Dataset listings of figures
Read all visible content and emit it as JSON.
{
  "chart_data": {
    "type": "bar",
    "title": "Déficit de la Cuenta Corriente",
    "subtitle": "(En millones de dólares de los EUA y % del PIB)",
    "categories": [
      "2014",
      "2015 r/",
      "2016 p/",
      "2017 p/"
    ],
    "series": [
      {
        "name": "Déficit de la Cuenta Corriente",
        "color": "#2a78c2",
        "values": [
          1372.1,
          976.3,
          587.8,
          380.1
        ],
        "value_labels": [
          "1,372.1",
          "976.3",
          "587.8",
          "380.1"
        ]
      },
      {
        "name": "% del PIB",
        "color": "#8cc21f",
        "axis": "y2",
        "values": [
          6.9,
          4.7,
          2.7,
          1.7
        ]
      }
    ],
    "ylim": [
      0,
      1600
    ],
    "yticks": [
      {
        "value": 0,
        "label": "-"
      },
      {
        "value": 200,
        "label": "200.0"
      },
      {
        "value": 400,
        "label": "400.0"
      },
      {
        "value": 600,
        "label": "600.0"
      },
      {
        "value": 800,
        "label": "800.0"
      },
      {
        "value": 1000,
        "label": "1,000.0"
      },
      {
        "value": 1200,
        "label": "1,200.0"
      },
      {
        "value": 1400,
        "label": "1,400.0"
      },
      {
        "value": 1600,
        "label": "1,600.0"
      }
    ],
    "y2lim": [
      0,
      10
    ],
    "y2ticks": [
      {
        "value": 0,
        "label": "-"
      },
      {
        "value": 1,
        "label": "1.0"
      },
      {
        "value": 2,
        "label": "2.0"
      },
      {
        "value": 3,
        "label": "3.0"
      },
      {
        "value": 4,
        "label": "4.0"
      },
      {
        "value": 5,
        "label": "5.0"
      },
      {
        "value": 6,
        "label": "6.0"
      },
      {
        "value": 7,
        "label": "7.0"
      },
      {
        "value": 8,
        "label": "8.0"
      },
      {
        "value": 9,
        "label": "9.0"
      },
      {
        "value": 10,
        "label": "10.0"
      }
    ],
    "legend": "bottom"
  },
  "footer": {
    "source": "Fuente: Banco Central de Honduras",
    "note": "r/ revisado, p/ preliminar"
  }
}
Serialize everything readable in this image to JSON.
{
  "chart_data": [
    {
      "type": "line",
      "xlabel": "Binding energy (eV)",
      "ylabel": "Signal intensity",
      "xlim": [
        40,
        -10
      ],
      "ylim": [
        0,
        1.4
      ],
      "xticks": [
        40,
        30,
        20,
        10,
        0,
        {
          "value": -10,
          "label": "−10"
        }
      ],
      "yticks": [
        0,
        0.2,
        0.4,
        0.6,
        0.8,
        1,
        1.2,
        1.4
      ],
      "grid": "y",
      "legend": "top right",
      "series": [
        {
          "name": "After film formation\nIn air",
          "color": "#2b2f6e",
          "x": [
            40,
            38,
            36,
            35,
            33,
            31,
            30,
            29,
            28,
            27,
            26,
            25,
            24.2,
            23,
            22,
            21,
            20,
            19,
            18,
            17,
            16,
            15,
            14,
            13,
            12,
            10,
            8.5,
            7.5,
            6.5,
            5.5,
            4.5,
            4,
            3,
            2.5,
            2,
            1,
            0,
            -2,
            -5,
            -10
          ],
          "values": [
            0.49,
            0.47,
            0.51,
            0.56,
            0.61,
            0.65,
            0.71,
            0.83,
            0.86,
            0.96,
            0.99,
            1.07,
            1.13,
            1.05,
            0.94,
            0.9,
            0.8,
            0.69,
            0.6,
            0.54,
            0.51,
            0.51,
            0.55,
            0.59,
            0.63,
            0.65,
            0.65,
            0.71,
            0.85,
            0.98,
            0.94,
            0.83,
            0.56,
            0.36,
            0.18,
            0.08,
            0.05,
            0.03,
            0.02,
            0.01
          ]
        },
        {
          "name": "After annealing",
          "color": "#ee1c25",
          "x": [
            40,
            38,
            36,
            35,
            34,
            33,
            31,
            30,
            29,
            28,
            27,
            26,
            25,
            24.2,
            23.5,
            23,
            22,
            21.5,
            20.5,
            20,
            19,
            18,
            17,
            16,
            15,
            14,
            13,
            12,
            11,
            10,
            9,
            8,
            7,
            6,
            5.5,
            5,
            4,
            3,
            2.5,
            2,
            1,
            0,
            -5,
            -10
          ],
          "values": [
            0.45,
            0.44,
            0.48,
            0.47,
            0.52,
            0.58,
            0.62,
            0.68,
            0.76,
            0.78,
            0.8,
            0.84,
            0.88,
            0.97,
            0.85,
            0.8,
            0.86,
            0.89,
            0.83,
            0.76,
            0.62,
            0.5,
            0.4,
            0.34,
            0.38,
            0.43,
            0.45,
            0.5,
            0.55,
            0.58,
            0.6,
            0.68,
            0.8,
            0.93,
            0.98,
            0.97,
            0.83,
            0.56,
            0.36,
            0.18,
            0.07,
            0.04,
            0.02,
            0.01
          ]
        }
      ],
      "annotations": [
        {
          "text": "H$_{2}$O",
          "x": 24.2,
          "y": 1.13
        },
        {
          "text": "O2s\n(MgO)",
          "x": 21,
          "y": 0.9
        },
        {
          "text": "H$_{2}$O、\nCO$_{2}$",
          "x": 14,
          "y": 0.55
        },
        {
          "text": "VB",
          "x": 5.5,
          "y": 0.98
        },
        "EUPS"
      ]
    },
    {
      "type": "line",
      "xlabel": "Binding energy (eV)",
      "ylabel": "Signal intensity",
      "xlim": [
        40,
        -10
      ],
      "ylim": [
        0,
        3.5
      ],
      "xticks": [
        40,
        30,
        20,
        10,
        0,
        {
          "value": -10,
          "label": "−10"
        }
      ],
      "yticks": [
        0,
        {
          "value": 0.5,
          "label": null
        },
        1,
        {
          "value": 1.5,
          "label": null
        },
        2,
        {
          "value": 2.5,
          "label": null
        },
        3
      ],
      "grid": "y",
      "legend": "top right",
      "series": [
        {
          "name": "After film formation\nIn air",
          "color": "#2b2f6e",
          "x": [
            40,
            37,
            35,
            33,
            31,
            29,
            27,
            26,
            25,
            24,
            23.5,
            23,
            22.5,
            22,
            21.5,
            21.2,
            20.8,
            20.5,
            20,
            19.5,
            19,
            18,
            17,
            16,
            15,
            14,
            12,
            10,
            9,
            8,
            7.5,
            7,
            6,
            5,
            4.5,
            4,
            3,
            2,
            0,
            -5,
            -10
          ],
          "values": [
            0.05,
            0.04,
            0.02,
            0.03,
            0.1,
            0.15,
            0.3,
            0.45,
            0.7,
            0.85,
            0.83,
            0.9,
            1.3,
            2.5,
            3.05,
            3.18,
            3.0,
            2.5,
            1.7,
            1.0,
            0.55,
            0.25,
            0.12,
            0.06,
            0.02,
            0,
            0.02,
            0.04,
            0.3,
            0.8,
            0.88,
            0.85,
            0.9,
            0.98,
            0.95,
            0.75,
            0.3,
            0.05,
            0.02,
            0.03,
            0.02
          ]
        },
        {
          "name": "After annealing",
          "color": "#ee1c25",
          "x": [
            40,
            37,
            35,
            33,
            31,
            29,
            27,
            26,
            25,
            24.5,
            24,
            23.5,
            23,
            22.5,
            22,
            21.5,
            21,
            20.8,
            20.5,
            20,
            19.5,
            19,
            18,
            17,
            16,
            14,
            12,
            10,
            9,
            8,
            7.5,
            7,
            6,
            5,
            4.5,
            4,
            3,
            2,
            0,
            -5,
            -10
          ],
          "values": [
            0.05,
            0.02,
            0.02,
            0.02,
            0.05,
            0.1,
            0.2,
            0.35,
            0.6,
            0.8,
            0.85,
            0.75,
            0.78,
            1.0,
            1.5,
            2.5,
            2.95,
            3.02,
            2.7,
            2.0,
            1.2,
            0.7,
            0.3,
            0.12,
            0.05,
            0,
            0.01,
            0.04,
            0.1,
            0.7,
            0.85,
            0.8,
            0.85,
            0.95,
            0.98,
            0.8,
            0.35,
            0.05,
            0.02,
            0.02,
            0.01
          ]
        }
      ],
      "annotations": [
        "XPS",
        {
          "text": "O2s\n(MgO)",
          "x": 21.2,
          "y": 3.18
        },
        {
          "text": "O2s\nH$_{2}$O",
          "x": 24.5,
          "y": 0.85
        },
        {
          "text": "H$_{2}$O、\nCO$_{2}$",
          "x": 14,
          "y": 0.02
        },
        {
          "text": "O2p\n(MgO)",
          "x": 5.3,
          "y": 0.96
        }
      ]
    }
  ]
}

TASK BRIEF
Lines containing the word "Cuenta" are to be counted in the listing; state their number alone.

FINAL RESULT
2